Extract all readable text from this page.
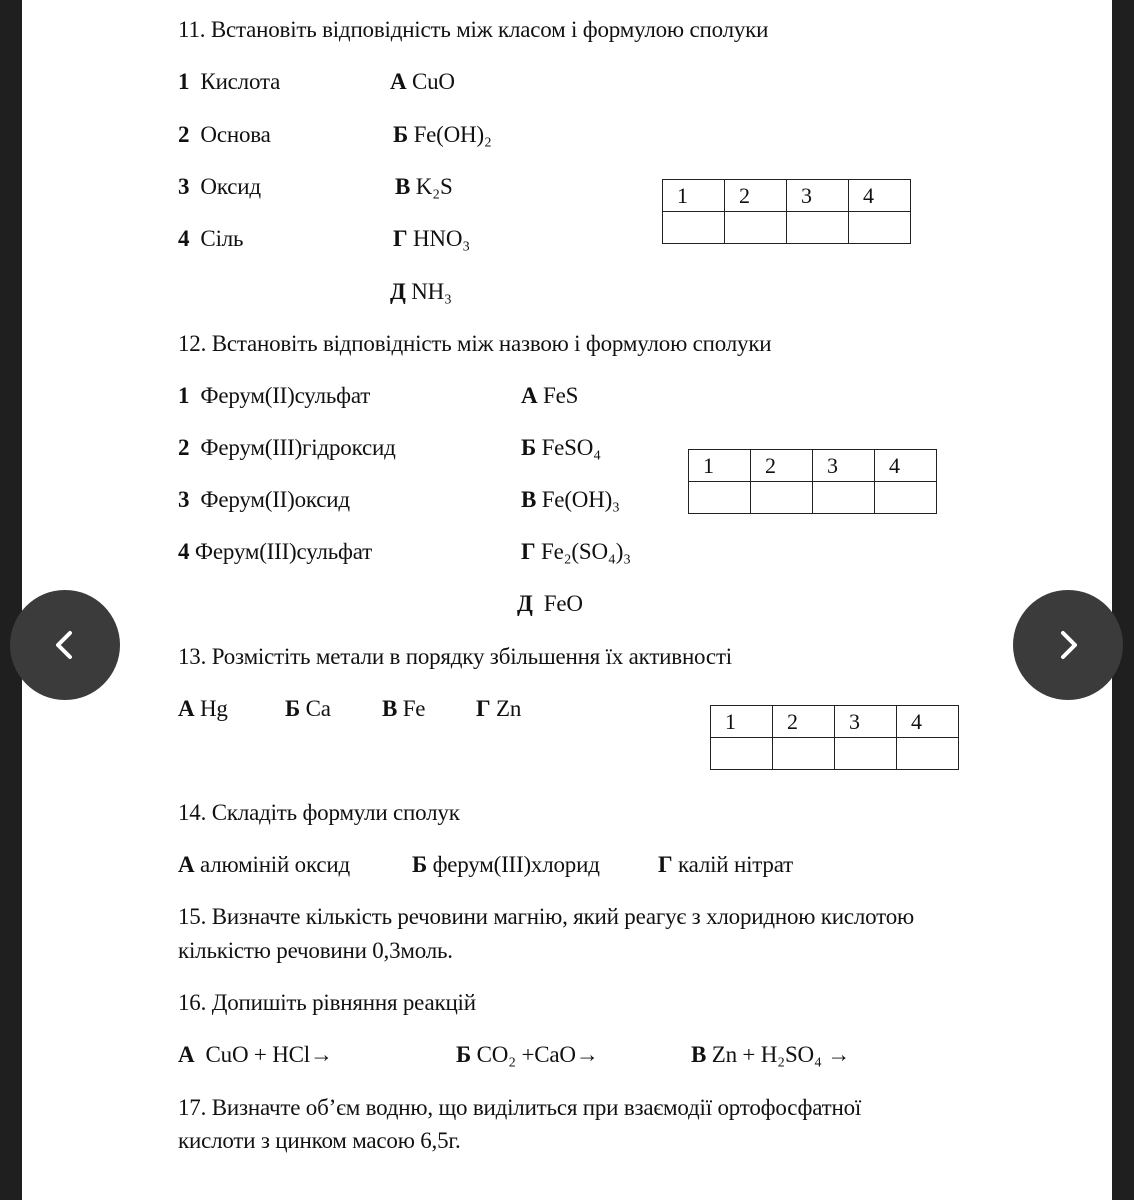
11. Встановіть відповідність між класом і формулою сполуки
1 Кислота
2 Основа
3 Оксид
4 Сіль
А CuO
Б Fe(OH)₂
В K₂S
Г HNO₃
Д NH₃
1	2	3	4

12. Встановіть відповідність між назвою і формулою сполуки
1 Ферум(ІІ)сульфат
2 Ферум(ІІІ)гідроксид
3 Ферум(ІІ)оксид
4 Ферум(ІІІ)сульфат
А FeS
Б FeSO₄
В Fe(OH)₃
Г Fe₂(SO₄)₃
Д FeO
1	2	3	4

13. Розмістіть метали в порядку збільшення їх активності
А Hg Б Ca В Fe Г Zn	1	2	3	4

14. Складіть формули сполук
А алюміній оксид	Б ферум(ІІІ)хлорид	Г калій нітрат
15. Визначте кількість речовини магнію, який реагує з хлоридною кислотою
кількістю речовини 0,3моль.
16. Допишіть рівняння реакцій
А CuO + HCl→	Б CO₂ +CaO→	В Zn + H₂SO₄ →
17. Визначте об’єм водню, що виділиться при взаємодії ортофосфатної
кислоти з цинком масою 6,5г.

════════

What you should do: Print the full listing exactly, dropping the pictures.

Answer in full:
Extract all readable text from this page.
11. Встановіть відповідність між класом і формулою сполуки
1 Кислота
2 Основа
3 Оксид
4 Сіль
А CuO
Б Fe(OH)₂
В K₂S
Г HNO₃
Д NH₃
1	2	3	4

12. Встановіть відповідність між назвою і формулою сполуки
1 Ферум(ІІ)сульфат
2 Ферум(ІІІ)гідроксид
3 Ферум(ІІ)оксид
4 Ферум(ІІІ)сульфат
А FeS
Б FeSO₄
В Fe(OH)₃
Г Fe₂(SO₄)₃
Д FeO
1	2	3	4

13. Розмістіть метали в порядку збільшення їх активності
А Hg Б Ca В Fe Г Zn	1	2	3	4

14. Складіть формули сполук
А алюміній оксид	Б ферум(ІІІ)хлорид	Г калій нітрат
15. Визначте кількість речовини магнію, який реагує з хлоридною кислотою
кількістю речовини 0,3моль.
16. Допишіть рівняння реакцій
А CuO + HCl→	Б CO₂ +CaO→	В Zn + H₂SO₄ →
17. Визначте об’єм водню, що виділиться при взаємодії ортофосфатної
кислоти з цинком масою 6,5г.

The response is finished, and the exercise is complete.